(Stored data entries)
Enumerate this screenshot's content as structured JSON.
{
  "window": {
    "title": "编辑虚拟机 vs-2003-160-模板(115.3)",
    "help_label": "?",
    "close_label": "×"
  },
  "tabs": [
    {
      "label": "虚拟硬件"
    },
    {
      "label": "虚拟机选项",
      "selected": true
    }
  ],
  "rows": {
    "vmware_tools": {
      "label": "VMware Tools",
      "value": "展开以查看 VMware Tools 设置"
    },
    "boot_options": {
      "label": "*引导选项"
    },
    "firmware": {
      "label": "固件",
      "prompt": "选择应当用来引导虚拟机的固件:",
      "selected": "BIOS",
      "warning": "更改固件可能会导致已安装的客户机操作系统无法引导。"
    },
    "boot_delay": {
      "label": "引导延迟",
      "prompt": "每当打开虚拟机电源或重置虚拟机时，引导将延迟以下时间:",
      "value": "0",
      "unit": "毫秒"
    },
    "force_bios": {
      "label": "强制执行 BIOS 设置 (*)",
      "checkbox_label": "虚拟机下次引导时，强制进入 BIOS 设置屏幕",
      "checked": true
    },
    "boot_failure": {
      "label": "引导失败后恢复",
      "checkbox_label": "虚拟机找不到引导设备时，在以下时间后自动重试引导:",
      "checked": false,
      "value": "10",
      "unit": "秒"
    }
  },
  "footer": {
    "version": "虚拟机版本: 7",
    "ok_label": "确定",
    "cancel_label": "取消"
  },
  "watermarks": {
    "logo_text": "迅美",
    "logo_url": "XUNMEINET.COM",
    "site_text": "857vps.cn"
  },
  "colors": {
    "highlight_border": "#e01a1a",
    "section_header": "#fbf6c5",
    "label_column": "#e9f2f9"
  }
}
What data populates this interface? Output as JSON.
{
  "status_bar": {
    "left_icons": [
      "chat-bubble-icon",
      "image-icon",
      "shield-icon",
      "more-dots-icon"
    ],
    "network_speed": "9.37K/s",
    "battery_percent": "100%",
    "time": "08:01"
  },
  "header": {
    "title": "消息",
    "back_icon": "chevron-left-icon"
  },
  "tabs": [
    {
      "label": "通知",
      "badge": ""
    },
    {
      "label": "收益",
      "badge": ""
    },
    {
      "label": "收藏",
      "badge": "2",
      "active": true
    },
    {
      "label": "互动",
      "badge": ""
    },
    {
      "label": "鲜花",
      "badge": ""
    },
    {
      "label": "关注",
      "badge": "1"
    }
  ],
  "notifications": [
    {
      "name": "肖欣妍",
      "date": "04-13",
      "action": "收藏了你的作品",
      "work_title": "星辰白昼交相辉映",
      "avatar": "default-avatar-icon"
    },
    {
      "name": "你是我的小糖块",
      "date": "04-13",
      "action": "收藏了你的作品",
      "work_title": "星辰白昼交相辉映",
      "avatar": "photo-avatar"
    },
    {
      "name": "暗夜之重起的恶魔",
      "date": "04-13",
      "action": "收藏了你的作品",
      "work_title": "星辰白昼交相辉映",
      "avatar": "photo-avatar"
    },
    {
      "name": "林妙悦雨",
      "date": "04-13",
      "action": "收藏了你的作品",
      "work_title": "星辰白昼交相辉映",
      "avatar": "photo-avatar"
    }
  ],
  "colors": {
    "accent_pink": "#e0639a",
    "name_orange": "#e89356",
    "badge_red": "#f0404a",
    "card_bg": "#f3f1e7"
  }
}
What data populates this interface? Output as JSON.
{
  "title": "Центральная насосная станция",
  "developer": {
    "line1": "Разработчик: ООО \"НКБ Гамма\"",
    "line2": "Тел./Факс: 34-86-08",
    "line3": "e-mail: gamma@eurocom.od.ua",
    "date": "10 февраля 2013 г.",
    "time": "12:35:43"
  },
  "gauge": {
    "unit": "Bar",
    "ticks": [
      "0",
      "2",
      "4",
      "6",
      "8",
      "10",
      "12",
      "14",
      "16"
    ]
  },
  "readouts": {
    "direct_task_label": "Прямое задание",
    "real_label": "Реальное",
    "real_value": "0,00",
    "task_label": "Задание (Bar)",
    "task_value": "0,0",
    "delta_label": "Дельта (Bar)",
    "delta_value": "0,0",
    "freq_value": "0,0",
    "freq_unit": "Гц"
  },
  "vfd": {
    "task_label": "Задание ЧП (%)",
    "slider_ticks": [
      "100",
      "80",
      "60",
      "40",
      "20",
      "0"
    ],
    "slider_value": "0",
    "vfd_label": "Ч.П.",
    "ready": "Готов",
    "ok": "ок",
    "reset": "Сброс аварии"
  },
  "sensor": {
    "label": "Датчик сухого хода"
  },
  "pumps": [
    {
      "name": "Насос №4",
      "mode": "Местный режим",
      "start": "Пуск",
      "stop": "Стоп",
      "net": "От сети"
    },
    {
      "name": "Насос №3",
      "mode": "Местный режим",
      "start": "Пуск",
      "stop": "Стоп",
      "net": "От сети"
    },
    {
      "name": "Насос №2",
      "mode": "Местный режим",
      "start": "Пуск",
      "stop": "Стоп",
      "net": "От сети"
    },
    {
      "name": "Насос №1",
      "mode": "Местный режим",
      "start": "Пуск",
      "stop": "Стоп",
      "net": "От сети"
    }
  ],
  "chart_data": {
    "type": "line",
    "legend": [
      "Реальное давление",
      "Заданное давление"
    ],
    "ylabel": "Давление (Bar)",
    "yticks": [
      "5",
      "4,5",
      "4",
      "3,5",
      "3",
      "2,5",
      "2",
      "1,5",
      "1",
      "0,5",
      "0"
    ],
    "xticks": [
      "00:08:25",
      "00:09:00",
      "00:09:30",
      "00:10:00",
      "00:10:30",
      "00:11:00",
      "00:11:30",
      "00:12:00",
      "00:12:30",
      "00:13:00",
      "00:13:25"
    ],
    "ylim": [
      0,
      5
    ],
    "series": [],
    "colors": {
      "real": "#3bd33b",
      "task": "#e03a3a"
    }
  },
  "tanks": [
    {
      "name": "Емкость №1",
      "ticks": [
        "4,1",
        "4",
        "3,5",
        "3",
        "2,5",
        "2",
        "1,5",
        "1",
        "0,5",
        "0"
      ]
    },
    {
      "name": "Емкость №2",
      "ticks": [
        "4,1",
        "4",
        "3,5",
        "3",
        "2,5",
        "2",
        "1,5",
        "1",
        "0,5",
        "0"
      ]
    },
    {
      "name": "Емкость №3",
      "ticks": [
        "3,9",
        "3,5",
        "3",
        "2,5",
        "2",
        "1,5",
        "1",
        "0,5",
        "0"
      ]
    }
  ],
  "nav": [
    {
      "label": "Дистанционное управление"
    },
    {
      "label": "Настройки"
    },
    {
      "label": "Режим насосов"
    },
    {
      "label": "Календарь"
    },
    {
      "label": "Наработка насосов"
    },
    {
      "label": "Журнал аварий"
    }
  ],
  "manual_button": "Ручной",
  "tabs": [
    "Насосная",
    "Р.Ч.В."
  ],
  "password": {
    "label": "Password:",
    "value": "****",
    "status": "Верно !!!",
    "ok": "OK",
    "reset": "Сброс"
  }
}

Goal: Take the data above and return it exactly.

Exercise answer:
Enumerate this screenshot's content as structured JSON.
{
  "window": {
    "title": "编辑虚拟机 vs-2003-160-模板(115.3)",
    "help_label": "?",
    "close_label": "×"
  },
  "tabs": [
    {
      "label": "虚拟硬件"
    },
    {
      "label": "虚拟机选项",
      "selected": true
    }
  ],
  "rows": {
    "vmware_tools": {
      "label": "VMware Tools",
      "value": "展开以查看 VMware Tools 设置"
    },
    "boot_options": {
      "label": "*引导选项"
    },
    "firmware": {
      "label": "固件",
      "prompt": "选择应当用来引导虚拟机的固件:",
      "selected": "BIOS",
      "warning": "更改固件可能会导致已安装的客户机操作系统无法引导。"
    },
    "boot_delay": {
      "label": "引导延迟",
      "prompt": "每当打开虚拟机电源或重置虚拟机时，引导将延迟以下时间:",
      "value": "0",
      "unit": "毫秒"
    },
    "force_bios": {
      "label": "强制执行 BIOS 设置 (*)",
      "checkbox_label": "虚拟机下次引导时，强制进入 BIOS 设置屏幕",
      "checked": true
    },
    "boot_failure": {
      "label": "引导失败后恢复",
      "checkbox_label": "虚拟机找不到引导设备时，在以下时间后自动重试引导:",
      "checked": false,
      "value": "10",
      "unit": "秒"
    }
  },
  "footer": {
    "version": "虚拟机版本: 7",
    "ok_label": "确定",
    "cancel_label": "取消"
  },
  "watermarks": {
    "logo_text": "迅美",
    "logo_url": "XUNMEINET.COM",
    "site_text": "857vps.cn"
  },
  "colors": {
    "highlight_border": "#e01a1a",
    "section_header": "#fbf6c5",
    "label_column": "#e9f2f9"
  }
}
What data populates this interface? Output as JSON.
{
  "status_bar": {
    "left_icons": [
      "chat-bubble-icon",
      "image-icon",
      "shield-icon",
      "more-dots-icon"
    ],
    "network_speed": "9.37K/s",
    "battery_percent": "100%",
    "time": "08:01"
  },
  "header": {
    "title": "消息",
    "back_icon": "chevron-left-icon"
  },
  "tabs": [
    {
      "label": "通知",
      "badge": ""
    },
    {
      "label": "收益",
      "badge": ""
    },
    {
      "label": "收藏",
      "badge": "2",
      "active": true
    },
    {
      "label": "互动",
      "badge": ""
    },
    {
      "label": "鲜花",
      "badge": ""
    },
    {
      "label": "关注",
      "badge": "1"
    }
  ],
  "notifications": [
    {
      "name": "肖欣妍",
      "date": "04-13",
      "action": "收藏了你的作品",
      "work_title": "星辰白昼交相辉映",
      "avatar": "default-avatar-icon"
    },
    {
      "name": "你是我的小糖块",
      "date": "04-13",
      "action": "收藏了你的作品",
      "work_title": "星辰白昼交相辉映",
      "avatar": "photo-avatar"
    },
    {
      "name": "暗夜之重起的恶魔",
      "date": "04-13",
      "action": "收藏了你的作品",
      "work_title": "星辰白昼交相辉映",
      "avatar": "photo-avatar"
    },
    {
      "name": "林妙悦雨",
      "date": "04-13",
      "action": "收藏了你的作品",
      "work_title": "星辰白昼交相辉映",
      "avatar": "photo-avatar"
    }
  ],
  "colors": {
    "accent_pink": "#e0639a",
    "name_orange": "#e89356",
    "badge_red": "#f0404a",
    "card_bg": "#f3f1e7"
  }
}
What data populates this interface? Output as JSON.
{
  "title": "Центральная насосная станция",
  "developer": {
    "line1": "Разработчик: ООО \"НКБ Гамма\"",
    "line2": "Тел./Факс: 34-86-08",
    "line3": "e-mail: gamma@eurocom.od.ua",
    "date": "10 февраля 2013 г.",
    "time": "12:35:43"
  },
  "gauge": {
    "unit": "Bar",
    "ticks": [
      "0",
      "2",
      "4",
      "6",
      "8",
      "10",
      "12",
      "14",
      "16"
    ]
  },
  "readouts": {
    "direct_task_label": "Прямое задание",
    "real_label": "Реальное",
    "real_value": "0,00",
    "task_label": "Задание (Bar)",
    "task_value": "0,0",
    "delta_label": "Дельта (Bar)",
    "delta_value": "0,0",
    "freq_value": "0,0",
    "freq_unit": "Гц"
  },
  "vfd": {
    "task_label": "Задание ЧП (%)",
    "slider_ticks": [
      "100",
      "80",
      "60",
      "40",
      "20",
      "0"
    ],
    "slider_value": "0",
    "vfd_label": "Ч.П.",
    "ready": "Готов",
    "ok": "ок",
    "reset": "Сброс аварии"
  },
  "sensor": {
    "label": "Датчик сухого хода"
  },
  "pumps": [
    {
      "name": "Насос №4",
      "mode": "Местный режим",
      "start": "Пуск",
      "stop": "Стоп",
      "net": "От сети"
    },
    {
      "name": "Насос №3",
      "mode": "Местный режим",
      "start": "Пуск",
      "stop": "Стоп",
      "net": "От сети"
    },
    {
      "name": "Насос №2",
      "mode": "Местный режим",
      "start": "Пуск",
      "stop": "Стоп",
      "net": "От сети"
    },
    {
      "name": "Насос №1",
      "mode": "Местный режим",
      "start": "Пуск",
      "stop": "Стоп",
      "net": "От сети"
    }
  ],
  "chart_data": {
    "type": "line",
    "legend": [
      "Реальное давление",
      "Заданное давление"
    ],
    "ylabel": "Давление (Bar)",
    "yticks": [
      "5",
      "4,5",
      "4",
      "3,5",
      "3",
      "2,5",
      "2",
      "1,5",
      "1",
      "0,5",
      "0"
    ],
    "xticks": [
      "00:08:25",
      "00:09:00",
      "00:09:30",
      "00:10:00",
      "00:10:30",
      "00:11:00",
      "00:11:30",
      "00:12:00",
      "00:12:30",
      "00:13:00",
      "00:13:25"
    ],
    "ylim": [
      0,
      5
    ],
    "series": [],
    "colors": {
      "real": "#3bd33b",
      "task": "#e03a3a"
    }
  },
  "tanks": [
    {
      "name": "Емкость №1",
      "ticks": [
        "4,1",
        "4",
        "3,5",
        "3",
        "2,5",
        "2",
        "1,5",
        "1",
        "0,5",
        "0"
      ]
    },
    {
      "name": "Емкость №2",
      "ticks": [
        "4,1",
        "4",
        "3,5",
        "3",
        "2,5",
        "2",
        "1,5",
        "1",
        "0,5",
        "0"
      ]
    },
    {
      "name": "Емкость №3",
      "ticks": [
        "3,9",
        "3,5",
        "3",
        "2,5",
        "2",
        "1,5",
        "1",
        "0,5",
        "0"
      ]
    }
  ],
  "nav": [
    {
      "label": "Дистанционное управление"
    },
    {
      "label": "Настройки"
    },
    {
      "label": "Режим насосов"
    },
    {
      "label": "Календарь"
    },
    {
      "label": "Наработка насосов"
    },
    {
      "label": "Журнал аварий"
    }
  ],
  "manual_button": "Ручной",
  "tabs": [
    "Насосная",
    "Р.Ч.В."
  ],
  "password": {
    "label": "Password:",
    "value": "****",
    "status": "Верно !!!",
    "ok": "OK",
    "reset": "Сброс"
  }
}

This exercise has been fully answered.